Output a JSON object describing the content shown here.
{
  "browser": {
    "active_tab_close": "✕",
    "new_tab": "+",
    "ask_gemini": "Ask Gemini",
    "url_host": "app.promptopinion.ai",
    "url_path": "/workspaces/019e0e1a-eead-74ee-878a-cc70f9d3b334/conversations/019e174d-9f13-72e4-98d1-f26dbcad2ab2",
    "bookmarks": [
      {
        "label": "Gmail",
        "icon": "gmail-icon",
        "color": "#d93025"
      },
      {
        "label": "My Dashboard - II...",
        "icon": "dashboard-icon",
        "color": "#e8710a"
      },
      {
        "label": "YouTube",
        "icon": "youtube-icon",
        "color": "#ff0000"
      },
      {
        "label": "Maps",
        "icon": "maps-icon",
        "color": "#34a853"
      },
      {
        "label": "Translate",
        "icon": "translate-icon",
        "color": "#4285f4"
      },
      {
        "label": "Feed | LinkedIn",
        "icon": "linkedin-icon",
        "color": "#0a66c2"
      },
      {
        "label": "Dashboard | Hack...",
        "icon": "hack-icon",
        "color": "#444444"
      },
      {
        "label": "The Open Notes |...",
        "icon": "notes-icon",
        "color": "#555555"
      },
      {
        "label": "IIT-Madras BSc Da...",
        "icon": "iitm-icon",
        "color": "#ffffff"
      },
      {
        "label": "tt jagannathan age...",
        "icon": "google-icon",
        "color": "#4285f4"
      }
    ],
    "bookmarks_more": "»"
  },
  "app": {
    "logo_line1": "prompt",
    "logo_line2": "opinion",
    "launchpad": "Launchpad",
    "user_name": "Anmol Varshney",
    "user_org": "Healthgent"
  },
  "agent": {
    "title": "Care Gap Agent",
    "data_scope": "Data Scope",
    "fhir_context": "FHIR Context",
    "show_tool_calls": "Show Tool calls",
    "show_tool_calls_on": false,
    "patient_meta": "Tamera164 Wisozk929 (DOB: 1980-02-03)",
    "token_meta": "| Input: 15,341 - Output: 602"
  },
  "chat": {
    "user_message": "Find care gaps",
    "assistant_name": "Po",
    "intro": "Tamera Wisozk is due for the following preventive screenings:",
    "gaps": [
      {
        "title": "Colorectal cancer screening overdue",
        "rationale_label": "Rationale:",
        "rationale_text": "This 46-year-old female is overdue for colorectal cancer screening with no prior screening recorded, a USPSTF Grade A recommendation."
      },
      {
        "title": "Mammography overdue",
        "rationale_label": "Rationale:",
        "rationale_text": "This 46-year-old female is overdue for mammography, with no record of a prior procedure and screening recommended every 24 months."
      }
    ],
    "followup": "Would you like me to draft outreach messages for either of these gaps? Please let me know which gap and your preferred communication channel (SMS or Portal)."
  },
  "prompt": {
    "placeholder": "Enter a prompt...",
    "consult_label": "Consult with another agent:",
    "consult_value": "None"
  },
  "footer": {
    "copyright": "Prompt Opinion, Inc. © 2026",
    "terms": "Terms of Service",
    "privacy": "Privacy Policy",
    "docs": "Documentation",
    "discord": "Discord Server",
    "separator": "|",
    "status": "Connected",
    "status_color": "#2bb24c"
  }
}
——————
## TASK INSTRUCTIONS:
Type out the entries again, word for word.

## TASK ANSWER:
Output a JSON object describing the content shown here.
{
  "browser": {
    "active_tab_close": "✕",
    "new_tab": "+",
    "ask_gemini": "Ask Gemini",
    "url_host": "app.promptopinion.ai",
    "url_path": "/workspaces/019e0e1a-eead-74ee-878a-cc70f9d3b334/conversations/019e174d-9f13-72e4-98d1-f26dbcad2ab2",
    "bookmarks": [
      {
        "label": "Gmail",
        "icon": "gmail-icon",
        "color": "#d93025"
      },
      {
        "label": "My Dashboard - II...",
        "icon": "dashboard-icon",
        "color": "#e8710a"
      },
      {
        "label": "YouTube",
        "icon": "youtube-icon",
        "color": "#ff0000"
      },
      {
        "label": "Maps",
        "icon": "maps-icon",
        "color": "#34a853"
      },
      {
        "label": "Translate",
        "icon": "translate-icon",
        "color": "#4285f4"
      },
      {
        "label": "Feed | LinkedIn",
        "icon": "linkedin-icon",
        "color": "#0a66c2"
      },
      {
        "label": "Dashboard | Hack...",
        "icon": "hack-icon",
        "color": "#444444"
      },
      {
        "label": "The Open Notes |...",
        "icon": "notes-icon",
        "color": "#555555"
      },
      {
        "label": "IIT-Madras BSc Da...",
        "icon": "iitm-icon",
        "color": "#ffffff"
      },
      {
        "label": "tt jagannathan age...",
        "icon": "google-icon",
        "color": "#4285f4"
      }
    ],
    "bookmarks_more": "»"
  },
  "app": {
    "logo_line1": "prompt",
    "logo_line2": "opinion",
    "launchpad": "Launchpad",
    "user_name": "Anmol Varshney",
    "user_org": "Healthgent"
  },
  "agent": {
    "title": "Care Gap Agent",
    "data_scope": "Data Scope",
    "fhir_context": "FHIR Context",
    "show_tool_calls": "Show Tool calls",
    "show_tool_calls_on": false,
    "patient_meta": "Tamera164 Wisozk929 (DOB: 1980-02-03)",
    "token_meta": "| Input: 15,341 - Output: 602"
  },
  "chat": {
    "user_message": "Find care gaps",
    "assistant_name": "Po",
    "intro": "Tamera Wisozk is due for the following preventive screenings:",
    "gaps": [
      {
        "title": "Colorectal cancer screening overdue",
        "rationale_label": "Rationale:",
        "rationale_text": "This 46-year-old female is overdue for colorectal cancer screening with no prior screening recorded, a USPSTF Grade A recommendation."
      },
      {
        "title": "Mammography overdue",
        "rationale_label": "Rationale:",
        "rationale_text": "This 46-year-old female is overdue for mammography, with no record of a prior procedure and screening recommended every 24 months."
      }
    ],
    "followup": "Would you like me to draft outreach messages for either of these gaps? Please let me know which gap and your preferred communication channel (SMS or Portal)."
  },
  "prompt": {
    "placeholder": "Enter a prompt...",
    "consult_label": "Consult with another agent:",
    "consult_value": "None"
  },
  "footer": {
    "copyright": "Prompt Opinion, Inc. © 2026",
    "terms": "Terms of Service",
    "privacy": "Privacy Policy",
    "docs": "Documentation",
    "discord": "Discord Server",
    "separator": "|",
    "status": "Connected",
    "status_color": "#2bb24c"
  }
}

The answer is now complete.